▸ **Goal**:
Count every line below that contains "label", then state the total with no other output.

▽

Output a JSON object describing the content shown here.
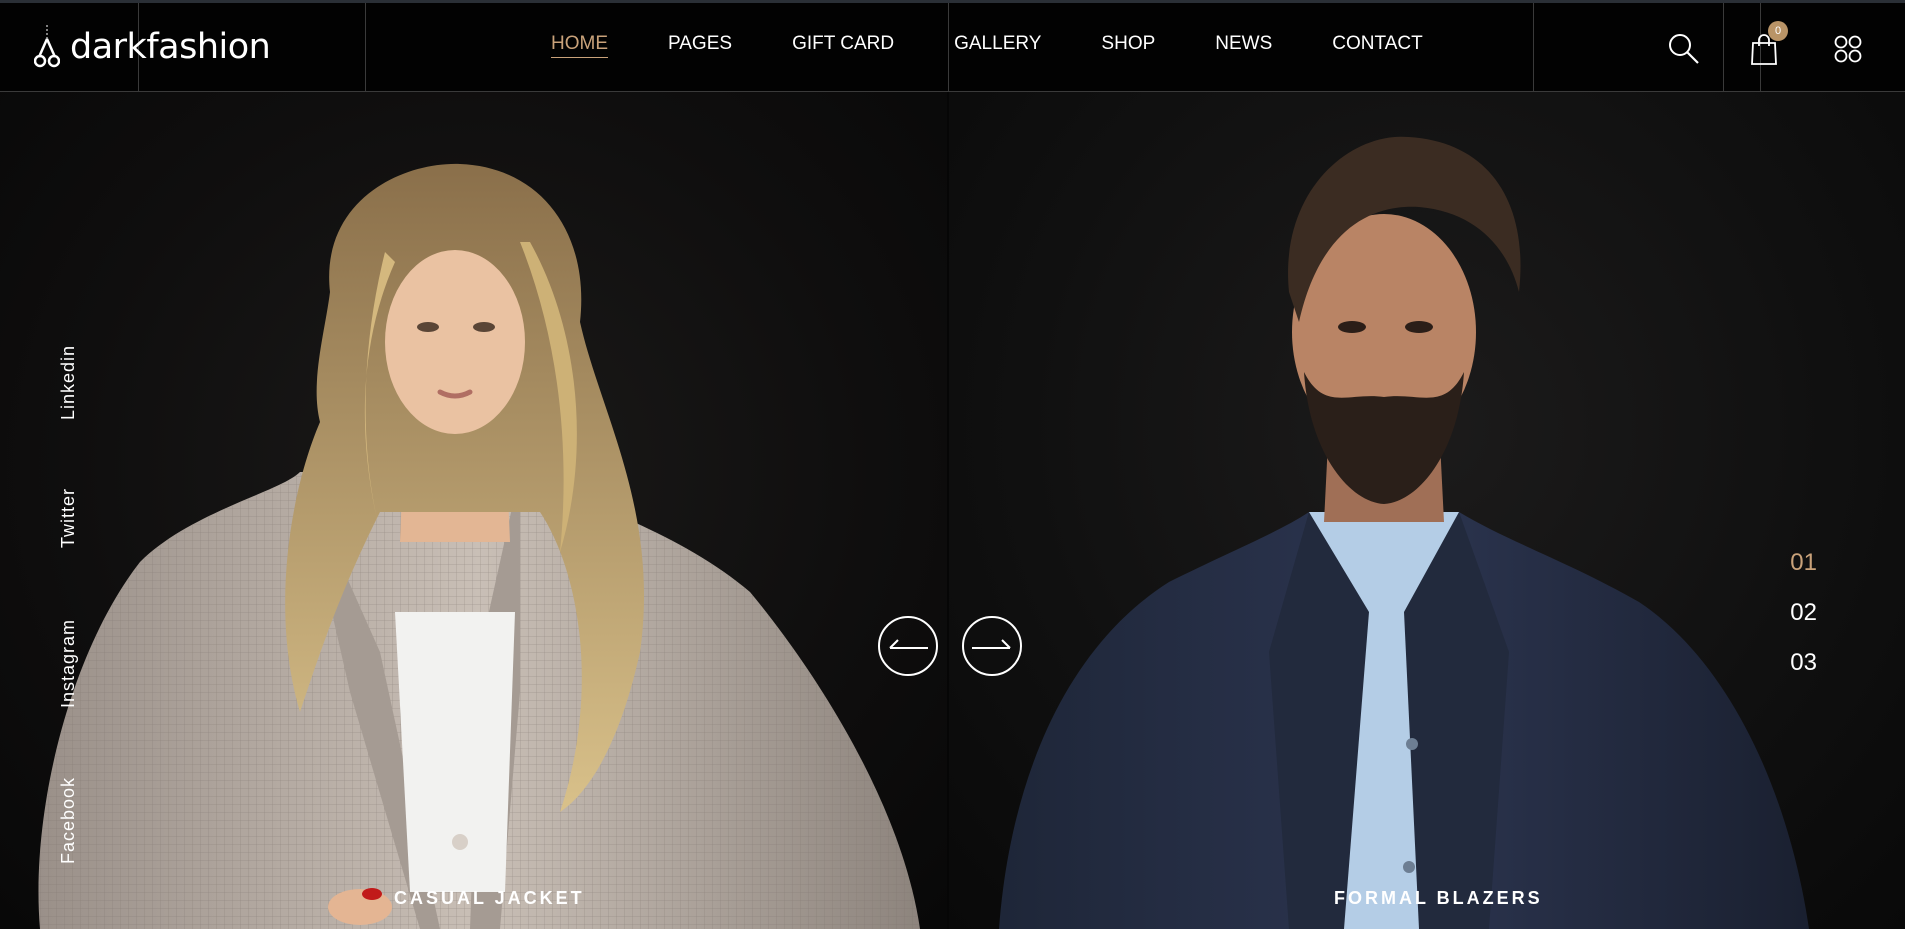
{
  "brand": {
    "name": "darkfashion"
  },
  "nav": {
    "items": [
      {
        "label": "HOME",
        "active": true
      },
      {
        "label": "PAGES"
      },
      {
        "label": "GIFT CARD"
      },
      {
        "label": "GALLERY"
      },
      {
        "label": "SHOP"
      },
      {
        "label": "NEWS"
      },
      {
        "label": "CONTACT"
      }
    ]
  },
  "header_icons": {
    "search": "search-icon",
    "cart": "shopping-bag-icon",
    "cart_count": "0",
    "menu": "grid-menu-icon"
  },
  "hero": {
    "left_caption": "CASUAL JACKET",
    "right_caption": "FORMAL BLAZERS",
    "social": [
      "Linkedin",
      "Twitter",
      "Instagram",
      "Facebook"
    ],
    "slides": [
      "01",
      "02",
      "03"
    ],
    "active_slide": "01"
  },
  "colors": {
    "accent": "#c9a27a",
    "badge": "#b99467",
    "background": "#0b0b0b"
  }
}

△

▸ **Output for this exercise**:
7